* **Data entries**
################
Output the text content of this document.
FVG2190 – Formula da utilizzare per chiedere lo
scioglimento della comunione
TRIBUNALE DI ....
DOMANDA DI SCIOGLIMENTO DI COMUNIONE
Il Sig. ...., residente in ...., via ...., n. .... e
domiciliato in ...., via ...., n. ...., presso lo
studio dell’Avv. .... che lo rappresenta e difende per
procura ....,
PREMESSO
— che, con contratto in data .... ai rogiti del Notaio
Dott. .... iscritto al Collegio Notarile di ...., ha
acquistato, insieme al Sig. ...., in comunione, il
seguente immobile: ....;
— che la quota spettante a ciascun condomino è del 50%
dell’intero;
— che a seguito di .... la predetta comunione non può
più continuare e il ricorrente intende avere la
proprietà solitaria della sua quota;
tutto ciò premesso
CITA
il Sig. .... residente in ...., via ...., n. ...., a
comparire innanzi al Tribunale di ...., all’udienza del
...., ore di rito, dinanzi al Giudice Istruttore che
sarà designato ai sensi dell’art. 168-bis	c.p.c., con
################
* **Task details**
Write out the entries above word for word.

* **Response to the exercise**
Output the text content of this document.
FVG2190 – Formula da utilizzare per chiedere lo
scioglimento della comunione
TRIBUNALE DI ....
DOMANDA DI SCIOGLIMENTO DI COMUNIONE
Il Sig. ...., residente in ...., via ...., n. .... e
domiciliato in ...., via ...., n. ...., presso lo
studio dell’Avv. .... che lo rappresenta e difende per
procura ....,
PREMESSO
— che, con contratto in data .... ai rogiti del Notaio
Dott. .... iscritto al Collegio Notarile di ...., ha
acquistato, insieme al Sig. ...., in comunione, il
seguente immobile: ....;
— che la quota spettante a ciascun condomino è del 50%
dell’intero;
— che a seguito di .... la predetta comunione non può
più continuare e il ricorrente intende avere la
proprietà solitaria della sua quota;
tutto ciò premesso
CITA
il Sig. .... residente in ...., via ...., n. ...., a
comparire innanzi al Tribunale di ...., all’udienza del
...., ore di rito, dinanzi al Giudice Istruttore che
sarà designato ai sensi dell’art. 168-bis	c.p.c., con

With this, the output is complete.